EXERCISE DESCRIPTION:
Write out the material exactly. Do not include the pictures.

[Start of INPUT FOR THIS TASK]

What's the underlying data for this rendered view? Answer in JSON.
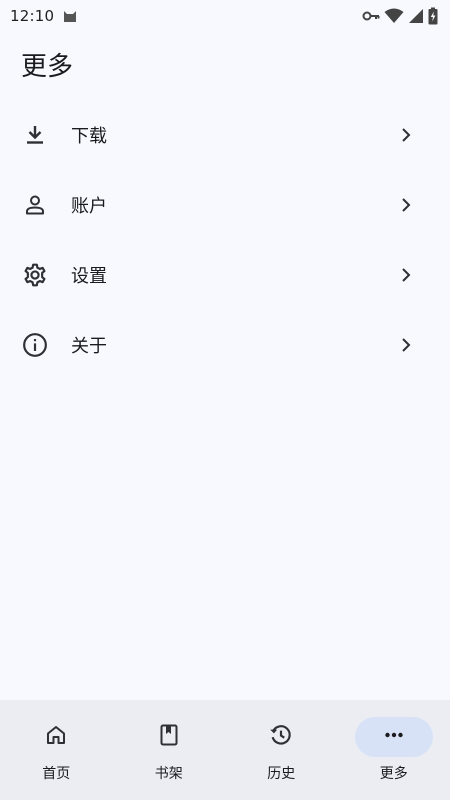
{
  "status_bar": {
    "time": "12:10"
  },
  "page": {
    "title": "更多"
  },
  "menu": {
    "items": [
      {
        "label": "下载",
        "icon": "download-icon"
      },
      {
        "label": "账户",
        "icon": "person-icon"
      },
      {
        "label": "设置",
        "icon": "gear-icon"
      },
      {
        "label": "关于",
        "icon": "info-icon"
      }
    ]
  },
  "bottom_nav": {
    "items": [
      {
        "label": "首页",
        "icon": "home-icon",
        "active": false
      },
      {
        "label": "书架",
        "icon": "bookmark-book-icon",
        "active": false
      },
      {
        "label": "历史",
        "icon": "history-icon",
        "active": false
      },
      {
        "label": "更多",
        "icon": "more-horiz-icon",
        "active": true
      }
    ]
  },
  "colors": {
    "background": "#f8f9fe",
    "nav_background": "#ebedf3",
    "active_pill": "#d8e2f7",
    "text": "#1b1b1f"
  }
}
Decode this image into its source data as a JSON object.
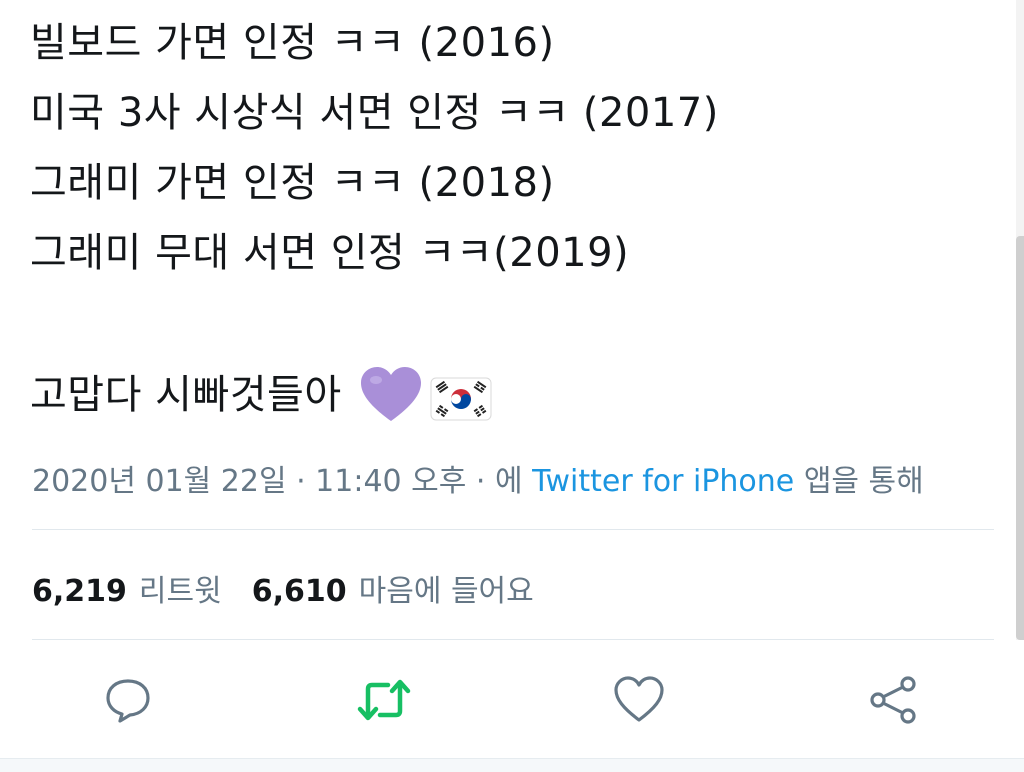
{
  "tweet": {
    "lines": [
      "빌보드 가면 인정 ㅋㅋ (2016)",
      "미국 3사 시상식 서면 인정 ㅋㅋ (2017)",
      "그래미 가면 인정 ㅋㅋ (2018)",
      "그래미 무대 서면 인정 ㅋㅋ(2019)"
    ],
    "closing_text": "고맙다 시빠것들아",
    "emojis": [
      "purple-heart",
      "south-korea-flag"
    ],
    "colors": {
      "heart": "#a98fd8",
      "text": "#14171a"
    }
  },
  "meta": {
    "datetime": "2020년 01월 22일 · 11:40 오후 · 에",
    "source": "Twitter for iPhone",
    "suffix": "앱을 통해",
    "colors": {
      "meta": "#657786",
      "link": "#1b95e0"
    }
  },
  "stats": {
    "retweets_count": "6,219",
    "retweets_label": "리트윗",
    "likes_count": "6,610",
    "likes_label": "마음에 들어요"
  },
  "actions": {
    "icons": [
      "reply-icon",
      "retweet-icon",
      "like-icon",
      "share-icon"
    ],
    "colors": {
      "default": "#657786",
      "retweet_active": "#17bf63"
    }
  }
}
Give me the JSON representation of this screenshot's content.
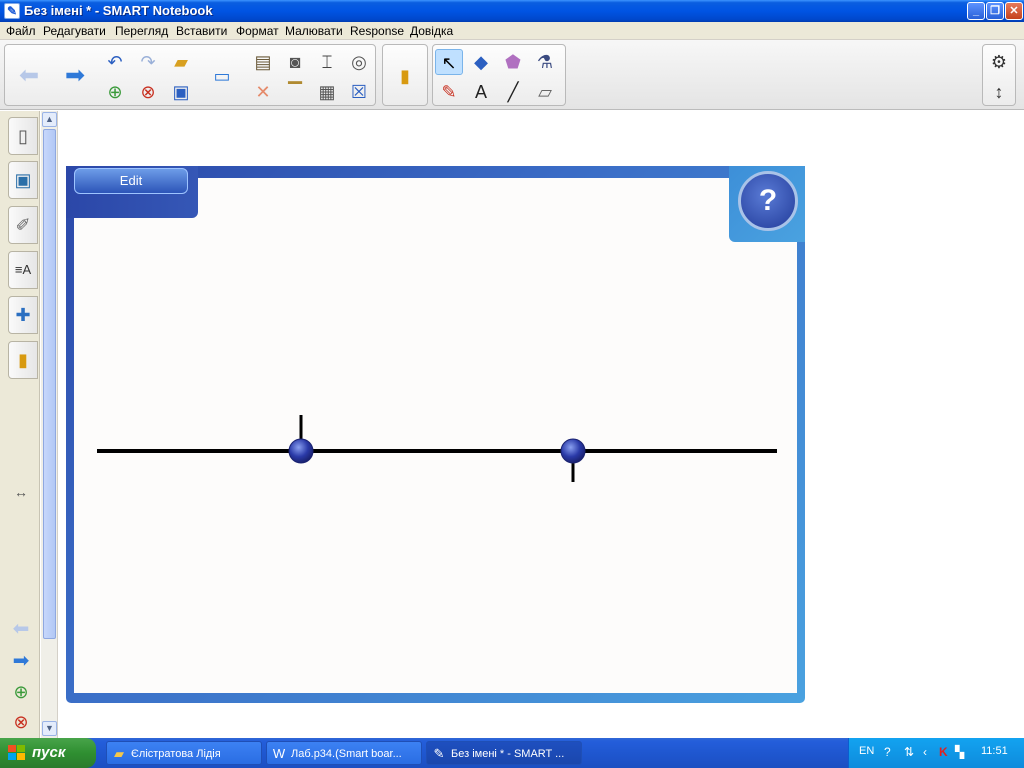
{
  "window": {
    "title": "Без імені * - SMART Notebook",
    "app_icon": "smart-notebook-icon",
    "controls": [
      "minimize",
      "maximize",
      "close"
    ]
  },
  "menu": {
    "items": [
      "Файл",
      "Редагувати",
      "Перегляд",
      "Вставити",
      "Формат",
      "Малювати",
      "Response",
      "Довідка"
    ]
  },
  "toolbar": {
    "nav": [
      "back-arrow-icon",
      "forward-arrow-icon"
    ],
    "file": [
      "undo-icon",
      "redo-icon",
      "open-folder-icon",
      "add-page-icon",
      "delete-page-icon",
      "save-icon"
    ],
    "display": [
      "screen-shade-icon"
    ],
    "edit": [
      "paste-icon",
      "screen-capture-icon",
      "table-icon",
      "compass-icon",
      "delete-icon",
      "projector-icon",
      "insert-table-icon",
      "close-box-icon"
    ],
    "response": [
      "response-icon"
    ],
    "tools": [
      "select-arrow-icon",
      "shapes-icon",
      "magic-pen-icon",
      "fill-icon",
      "pens-icon",
      "text-icon",
      "line-icon",
      "eraser-icon"
    ],
    "side": [
      "settings-gear-icon",
      "move-toolbar-icon"
    ]
  },
  "sidebar": {
    "tabs": [
      "page-sorter-icon",
      "gallery-icon",
      "attachments-icon",
      "properties-icon",
      "addons-icon",
      "response-tab-icon"
    ],
    "bottom": [
      "expand-arrows-icon",
      "back-arrow-small-icon",
      "forward-arrow-small-icon",
      "add-page-small-icon",
      "delete-page-small-icon"
    ]
  },
  "widget": {
    "edit_label": "Edit",
    "help_label": "?",
    "colors": {
      "frame_dark": "#2b47a8",
      "frame_light": "#4aa2e0",
      "line": "#000000",
      "marker": "#2a3aa8"
    },
    "markers": [
      {
        "position": 0.3,
        "tick": "up"
      },
      {
        "position": 0.7,
        "tick": "down"
      }
    ]
  },
  "taskbar": {
    "start_label": "пуск",
    "tasks": [
      {
        "label": "Єлістратова Лідія",
        "icon": "folder-icon",
        "active": false
      },
      {
        "label": "Лаб.р34.(Smart boar...",
        "icon": "word-doc-icon",
        "active": false
      },
      {
        "label": "Без імені * - SMART ...",
        "icon": "smart-notebook-icon",
        "active": true
      }
    ],
    "tray": {
      "lang": "EN",
      "clock": "11:51"
    }
  }
}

[End of INPUT FOR THIS TASK]

THE RESULT:
What's the underlying data for this rendered view? Answer in JSON.
{
  "status_bar": {
    "time": "12:10"
  },
  "page": {
    "title": "更多"
  },
  "menu": {
    "items": [
      {
        "label": "下载",
        "icon": "download-icon"
      },
      {
        "label": "账户",
        "icon": "person-icon"
      },
      {
        "label": "设置",
        "icon": "gear-icon"
      },
      {
        "label": "关于",
        "icon": "info-icon"
      }
    ]
  },
  "bottom_nav": {
    "items": [
      {
        "label": "首页",
        "icon": "home-icon",
        "active": false
      },
      {
        "label": "书架",
        "icon": "bookmark-book-icon",
        "active": false
      },
      {
        "label": "历史",
        "icon": "history-icon",
        "active": false
      },
      {
        "label": "更多",
        "icon": "more-horiz-icon",
        "active": true
      }
    ]
  },
  "colors": {
    "background": "#f8f9fe",
    "nav_background": "#ebedf3",
    "active_pill": "#d8e2f7",
    "text": "#1b1b1f"
  }
}
Decode this image into its source data as a JSON object.
{
  "tweet": {
    "lines": [
      "빌보드 가면 인정 ㅋㅋ (2016)",
      "미국 3사 시상식 서면 인정 ㅋㅋ (2017)",
      "그래미 가면 인정 ㅋㅋ (2018)",
      "그래미 무대 서면 인정 ㅋㅋ(2019)"
    ],
    "closing_text": "고맙다 시빠것들아",
    "emojis": [
      "purple-heart",
      "south-korea-flag"
    ],
    "colors": {
      "heart": "#a98fd8",
      "text": "#14171a"
    }
  },
  "meta": {
    "datetime": "2020년 01월 22일 · 11:40 오후 · 에",
    "source": "Twitter for iPhone",
    "suffix": "앱을 통해",
    "colors": {
      "meta": "#657786",
      "link": "#1b95e0"
    }
  },
  "stats": {
    "retweets_count": "6,219",
    "retweets_label": "리트윗",
    "likes_count": "6,610",
    "likes_label": "마음에 들어요"
  },
  "actions": {
    "icons": [
      "reply-icon",
      "retweet-icon",
      "like-icon",
      "share-icon"
    ],
    "colors": {
      "default": "#657786",
      "retweet_active": "#17bf63"
    }
  }
}
Give me the JSON representation of this screenshot's content.
{
  "window": {
    "title": "Без імені * - SMART Notebook",
    "app_icon": "smart-notebook-icon",
    "controls": [
      "minimize",
      "maximize",
      "close"
    ]
  },
  "menu": {
    "items": [
      "Файл",
      "Редагувати",
      "Перегляд",
      "Вставити",
      "Формат",
      "Малювати",
      "Response",
      "Довідка"
    ]
  },
  "toolbar": {
    "nav": [
      "back-arrow-icon",
      "forward-arrow-icon"
    ],
    "file": [
      "undo-icon",
      "redo-icon",
      "open-folder-icon",
      "add-page-icon",
      "delete-page-icon",
      "save-icon"
    ],
    "display": [
      "screen-shade-icon"
    ],
    "edit": [
      "paste-icon",
      "screen-capture-icon",
      "table-icon",
      "compass-icon",
      "delete-icon",
      "projector-icon",
      "insert-table-icon",
      "close-box-icon"
    ],
    "response": [
      "response-icon"
    ],
    "tools": [
      "select-arrow-icon",
      "shapes-icon",
      "magic-pen-icon",
      "fill-icon",
      "pens-icon",
      "text-icon",
      "line-icon",
      "eraser-icon"
    ],
    "side": [
      "settings-gear-icon",
      "move-toolbar-icon"
    ]
  },
  "sidebar": {
    "tabs": [
      "page-sorter-icon",
      "gallery-icon",
      "attachments-icon",
      "properties-icon",
      "addons-icon",
      "response-tab-icon"
    ],
    "bottom": [
      "expand-arrows-icon",
      "back-arrow-small-icon",
      "forward-arrow-small-icon",
      "add-page-small-icon",
      "delete-page-small-icon"
    ]
  },
  "widget": {
    "edit_label": "Edit",
    "help_label": "?",
    "colors": {
      "frame_dark": "#2b47a8",
      "frame_light": "#4aa2e0",
      "line": "#000000",
      "marker": "#2a3aa8"
    },
    "markers": [
      {
        "position": 0.3,
        "tick": "up"
      },
      {
        "position": 0.7,
        "tick": "down"
      }
    ]
  },
  "taskbar": {
    "start_label": "пуск",
    "tasks": [
      {
        "label": "Єлістратова Лідія",
        "icon": "folder-icon",
        "active": false
      },
      {
        "label": "Лаб.р34.(Smart boar...",
        "icon": "word-doc-icon",
        "active": false
      },
      {
        "label": "Без імені * - SMART ...",
        "icon": "smart-notebook-icon",
        "active": true
      }
    ],
    "tray": {
      "lang": "EN",
      "clock": "11:51"
    }
  }
}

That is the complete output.